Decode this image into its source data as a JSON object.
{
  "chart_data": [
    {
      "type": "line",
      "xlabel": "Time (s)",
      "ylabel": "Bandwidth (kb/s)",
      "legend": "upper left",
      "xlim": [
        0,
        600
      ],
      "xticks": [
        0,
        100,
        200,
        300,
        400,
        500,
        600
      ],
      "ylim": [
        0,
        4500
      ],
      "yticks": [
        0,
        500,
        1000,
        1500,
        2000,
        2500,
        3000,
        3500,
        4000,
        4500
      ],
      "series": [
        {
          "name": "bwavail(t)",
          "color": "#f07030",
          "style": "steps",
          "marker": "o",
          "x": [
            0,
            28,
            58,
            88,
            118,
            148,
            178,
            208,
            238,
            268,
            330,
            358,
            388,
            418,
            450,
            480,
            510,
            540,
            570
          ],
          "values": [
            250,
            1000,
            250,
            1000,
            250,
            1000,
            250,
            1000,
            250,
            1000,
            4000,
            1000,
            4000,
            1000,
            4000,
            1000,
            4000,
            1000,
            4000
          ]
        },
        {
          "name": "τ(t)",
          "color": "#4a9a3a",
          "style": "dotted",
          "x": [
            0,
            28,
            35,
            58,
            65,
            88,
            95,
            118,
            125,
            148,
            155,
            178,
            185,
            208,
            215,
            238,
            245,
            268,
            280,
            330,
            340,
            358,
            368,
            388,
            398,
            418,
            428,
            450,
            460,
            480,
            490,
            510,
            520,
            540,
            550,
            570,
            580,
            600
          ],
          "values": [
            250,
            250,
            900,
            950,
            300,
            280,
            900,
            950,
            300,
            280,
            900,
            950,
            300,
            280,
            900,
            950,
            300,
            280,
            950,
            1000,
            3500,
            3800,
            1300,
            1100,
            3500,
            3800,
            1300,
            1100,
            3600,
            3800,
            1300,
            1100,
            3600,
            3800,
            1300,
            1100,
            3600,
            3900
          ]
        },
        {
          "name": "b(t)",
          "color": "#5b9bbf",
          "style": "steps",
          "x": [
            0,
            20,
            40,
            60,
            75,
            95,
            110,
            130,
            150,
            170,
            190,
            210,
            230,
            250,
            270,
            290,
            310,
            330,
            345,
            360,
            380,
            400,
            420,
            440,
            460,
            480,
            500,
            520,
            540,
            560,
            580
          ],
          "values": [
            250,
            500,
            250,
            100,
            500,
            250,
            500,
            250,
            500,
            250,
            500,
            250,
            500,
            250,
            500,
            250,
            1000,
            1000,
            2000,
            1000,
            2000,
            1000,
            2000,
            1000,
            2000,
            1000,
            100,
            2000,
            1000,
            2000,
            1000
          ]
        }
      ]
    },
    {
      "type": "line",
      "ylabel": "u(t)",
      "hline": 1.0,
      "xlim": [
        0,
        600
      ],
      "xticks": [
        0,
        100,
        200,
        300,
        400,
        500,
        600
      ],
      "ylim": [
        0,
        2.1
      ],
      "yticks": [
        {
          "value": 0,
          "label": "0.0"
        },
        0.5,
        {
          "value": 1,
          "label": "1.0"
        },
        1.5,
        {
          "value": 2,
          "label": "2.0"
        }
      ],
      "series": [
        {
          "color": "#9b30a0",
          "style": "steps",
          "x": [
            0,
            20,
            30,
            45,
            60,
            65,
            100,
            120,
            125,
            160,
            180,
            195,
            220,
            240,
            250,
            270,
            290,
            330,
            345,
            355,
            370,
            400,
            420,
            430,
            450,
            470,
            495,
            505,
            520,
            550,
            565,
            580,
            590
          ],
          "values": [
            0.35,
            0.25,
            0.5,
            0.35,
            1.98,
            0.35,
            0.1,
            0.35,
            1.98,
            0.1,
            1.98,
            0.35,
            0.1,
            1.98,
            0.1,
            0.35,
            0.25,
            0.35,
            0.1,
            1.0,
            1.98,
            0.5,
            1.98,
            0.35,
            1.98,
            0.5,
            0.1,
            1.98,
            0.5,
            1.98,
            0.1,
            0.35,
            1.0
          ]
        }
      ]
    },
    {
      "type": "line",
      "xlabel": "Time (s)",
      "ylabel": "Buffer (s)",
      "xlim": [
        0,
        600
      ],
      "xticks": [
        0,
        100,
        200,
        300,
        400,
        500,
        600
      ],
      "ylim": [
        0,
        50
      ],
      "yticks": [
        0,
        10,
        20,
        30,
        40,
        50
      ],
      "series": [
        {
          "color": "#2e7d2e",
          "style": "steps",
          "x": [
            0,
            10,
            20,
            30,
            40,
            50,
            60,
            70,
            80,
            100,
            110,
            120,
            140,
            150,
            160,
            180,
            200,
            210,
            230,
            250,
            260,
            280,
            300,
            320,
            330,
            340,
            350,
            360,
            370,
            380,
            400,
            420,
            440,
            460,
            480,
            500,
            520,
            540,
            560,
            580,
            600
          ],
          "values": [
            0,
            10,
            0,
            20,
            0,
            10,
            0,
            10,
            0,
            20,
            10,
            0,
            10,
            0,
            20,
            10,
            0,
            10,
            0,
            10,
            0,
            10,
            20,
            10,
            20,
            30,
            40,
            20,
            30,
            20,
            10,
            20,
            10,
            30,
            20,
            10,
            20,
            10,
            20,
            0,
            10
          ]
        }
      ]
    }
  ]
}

Task requirements :: Copy the material above, line for line.

Response below ::
Decode this image into its source data as a JSON object.
{
  "chart_data": [
    {
      "type": "line",
      "xlabel": "Time (s)",
      "ylabel": "Bandwidth (kb/s)",
      "legend": "upper left",
      "xlim": [
        0,
        600
      ],
      "xticks": [
        0,
        100,
        200,
        300,
        400,
        500,
        600
      ],
      "ylim": [
        0,
        4500
      ],
      "yticks": [
        0,
        500,
        1000,
        1500,
        2000,
        2500,
        3000,
        3500,
        4000,
        4500
      ],
      "series": [
        {
          "name": "bwavail(t)",
          "color": "#f07030",
          "style": "steps",
          "marker": "o",
          "x": [
            0,
            28,
            58,
            88,
            118,
            148,
            178,
            208,
            238,
            268,
            330,
            358,
            388,
            418,
            450,
            480,
            510,
            540,
            570
          ],
          "values": [
            250,
            1000,
            250,
            1000,
            250,
            1000,
            250,
            1000,
            250,
            1000,
            4000,
            1000,
            4000,
            1000,
            4000,
            1000,
            4000,
            1000,
            4000
          ]
        },
        {
          "name": "τ(t)",
          "color": "#4a9a3a",
          "style": "dotted",
          "x": [
            0,
            28,
            35,
            58,
            65,
            88,
            95,
            118,
            125,
            148,
            155,
            178,
            185,
            208,
            215,
            238,
            245,
            268,
            280,
            330,
            340,
            358,
            368,
            388,
            398,
            418,
            428,
            450,
            460,
            480,
            490,
            510,
            520,
            540,
            550,
            570,
            580,
            600
          ],
          "values": [
            250,
            250,
            900,
            950,
            300,
            280,
            900,
            950,
            300,
            280,
            900,
            950,
            300,
            280,
            900,
            950,
            300,
            280,
            950,
            1000,
            3500,
            3800,
            1300,
            1100,
            3500,
            3800,
            1300,
            1100,
            3600,
            3800,
            1300,
            1100,
            3600,
            3800,
            1300,
            1100,
            3600,
            3900
          ]
        },
        {
          "name": "b(t)",
          "color": "#5b9bbf",
          "style": "steps",
          "x": [
            0,
            20,
            40,
            60,
            75,
            95,
            110,
            130,
            150,
            170,
            190,
            210,
            230,
            250,
            270,
            290,
            310,
            330,
            345,
            360,
            380,
            400,
            420,
            440,
            460,
            480,
            500,
            520,
            540,
            560,
            580
          ],
          "values": [
            250,
            500,
            250,
            100,
            500,
            250,
            500,
            250,
            500,
            250,
            500,
            250,
            500,
            250,
            500,
            250,
            1000,
            1000,
            2000,
            1000,
            2000,
            1000,
            2000,
            1000,
            2000,
            1000,
            100,
            2000,
            1000,
            2000,
            1000
          ]
        }
      ]
    },
    {
      "type": "line",
      "ylabel": "u(t)",
      "hline": 1.0,
      "xlim": [
        0,
        600
      ],
      "xticks": [
        0,
        100,
        200,
        300,
        400,
        500,
        600
      ],
      "ylim": [
        0,
        2.1
      ],
      "yticks": [
        {
          "value": 0,
          "label": "0.0"
        },
        0.5,
        {
          "value": 1,
          "label": "1.0"
        },
        1.5,
        {
          "value": 2,
          "label": "2.0"
        }
      ],
      "series": [
        {
          "color": "#9b30a0",
          "style": "steps",
          "x": [
            0,
            20,
            30,
            45,
            60,
            65,
            100,
            120,
            125,
            160,
            180,
            195,
            220,
            240,
            250,
            270,
            290,
            330,
            345,
            355,
            370,
            400,
            420,
            430,
            450,
            470,
            495,
            505,
            520,
            550,
            565,
            580,
            590
          ],
          "values": [
            0.35,
            0.25,
            0.5,
            0.35,
            1.98,
            0.35,
            0.1,
            0.35,
            1.98,
            0.1,
            1.98,
            0.35,
            0.1,
            1.98,
            0.1,
            0.35,
            0.25,
            0.35,
            0.1,
            1.0,
            1.98,
            0.5,
            1.98,
            0.35,
            1.98,
            0.5,
            0.1,
            1.98,
            0.5,
            1.98,
            0.1,
            0.35,
            1.0
          ]
        }
      ]
    },
    {
      "type": "line",
      "xlabel": "Time (s)",
      "ylabel": "Buffer (s)",
      "xlim": [
        0,
        600
      ],
      "xticks": [
        0,
        100,
        200,
        300,
        400,
        500,
        600
      ],
      "ylim": [
        0,
        50
      ],
      "yticks": [
        0,
        10,
        20,
        30,
        40,
        50
      ],
      "series": [
        {
          "color": "#2e7d2e",
          "style": "steps",
          "x": [
            0,
            10,
            20,
            30,
            40,
            50,
            60,
            70,
            80,
            100,
            110,
            120,
            140,
            150,
            160,
            180,
            200,
            210,
            230,
            250,
            260,
            280,
            300,
            320,
            330,
            340,
            350,
            360,
            370,
            380,
            400,
            420,
            440,
            460,
            480,
            500,
            520,
            540,
            560,
            580,
            600
          ],
          "values": [
            0,
            10,
            0,
            20,
            0,
            10,
            0,
            10,
            0,
            20,
            10,
            0,
            10,
            0,
            20,
            10,
            0,
            10,
            0,
            10,
            0,
            10,
            20,
            10,
            20,
            30,
            40,
            20,
            30,
            20,
            10,
            20,
            10,
            30,
            20,
            10,
            20,
            10,
            20,
            0,
            10
          ]
        }
      ]
    }
  ]
}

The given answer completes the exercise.